- [Goal]
Repeat the whole listing below, word for word.

>>

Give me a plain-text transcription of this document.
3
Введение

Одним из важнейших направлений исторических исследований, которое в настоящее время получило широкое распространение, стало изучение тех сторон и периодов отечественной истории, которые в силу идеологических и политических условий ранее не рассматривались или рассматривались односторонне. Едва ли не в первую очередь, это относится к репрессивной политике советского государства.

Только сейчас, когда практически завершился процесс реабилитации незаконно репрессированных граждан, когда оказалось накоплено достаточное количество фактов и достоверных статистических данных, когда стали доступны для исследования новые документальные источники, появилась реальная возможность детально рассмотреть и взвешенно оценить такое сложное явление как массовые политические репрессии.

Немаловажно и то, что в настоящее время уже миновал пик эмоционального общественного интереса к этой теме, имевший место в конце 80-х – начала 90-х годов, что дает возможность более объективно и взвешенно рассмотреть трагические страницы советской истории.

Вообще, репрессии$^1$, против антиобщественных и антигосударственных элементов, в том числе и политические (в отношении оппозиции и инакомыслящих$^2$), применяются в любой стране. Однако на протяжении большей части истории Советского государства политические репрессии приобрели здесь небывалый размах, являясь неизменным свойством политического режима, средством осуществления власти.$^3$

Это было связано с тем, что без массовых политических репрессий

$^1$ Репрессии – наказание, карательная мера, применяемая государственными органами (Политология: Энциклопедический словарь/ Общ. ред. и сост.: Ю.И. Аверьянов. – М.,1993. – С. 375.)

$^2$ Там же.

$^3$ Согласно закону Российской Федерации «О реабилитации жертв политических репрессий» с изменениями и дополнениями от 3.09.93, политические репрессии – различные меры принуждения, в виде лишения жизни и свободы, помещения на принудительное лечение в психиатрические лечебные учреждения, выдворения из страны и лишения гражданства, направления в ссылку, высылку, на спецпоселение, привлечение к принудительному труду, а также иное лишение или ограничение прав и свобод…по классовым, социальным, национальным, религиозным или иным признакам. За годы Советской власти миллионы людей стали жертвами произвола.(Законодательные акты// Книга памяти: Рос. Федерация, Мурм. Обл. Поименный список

<<

- [In response]
Give me a plain-text transcription of this document.
3
Введение

Одним из важнейших направлений исторических исследований, которое в настоящее время получило широкое распространение, стало изучение тех сторон и периодов отечественной истории, которые в силу идеологических и политических условий ранее не рассматривались или рассматривались односторонне. Едва ли не в первую очередь, это относится к репрессивной политике советского государства.

Только сейчас, когда практически завершился процесс реабилитации незаконно репрессированных граждан, когда оказалось накоплено достаточное количество фактов и достоверных статистических данных, когда стали доступны для исследования новые документальные источники, появилась реальная возможность детально рассмотреть и взвешенно оценить такое сложное явление как массовые политические репрессии.

Немаловажно и то, что в настоящее время уже миновал пик эмоционального общественного интереса к этой теме, имевший место в конце 80-х – начала 90-х годов, что дает возможность более объективно и взвешенно рассмотреть трагические страницы советской истории.

Вообще, репрессии$^1$, против антиобщественных и антигосударственных элементов, в том числе и политические (в отношении оппозиции и инакомыслящих$^2$), применяются в любой стране. Однако на протяжении большей части истории Советского государства политические репрессии приобрели здесь небывалый размах, являясь неизменным свойством политического режима, средством осуществления власти.$^3$

Это было связано с тем, что без массовых политических репрессий

$^1$ Репрессии – наказание, карательная мера, применяемая государственными органами (Политология: Энциклопедический словарь/ Общ. ред. и сост.: Ю.И. Аверьянов. – М.,1993. – С. 375.)

$^2$ Там же.

$^3$ Согласно закону Российской Федерации «О реабилитации жертв политических репрессий» с изменениями и дополнениями от 3.09.93, политические репрессии – различные меры принуждения, в виде лишения жизни и свободы, помещения на принудительное лечение в психиатрические лечебные учреждения, выдворения из страны и лишения гражданства, направления в ссылку, высылку, на спецпоселение, привлечение к принудительному труду, а также иное лишение или ограничение прав и свобод…по классовым, социальным, национальным, религиозным или иным признакам. За годы Советской власти миллионы людей стали жертвами произвола.(Законодательные акты// Книга памяти: Рос. Федерация, Мурм. Обл. Поименный список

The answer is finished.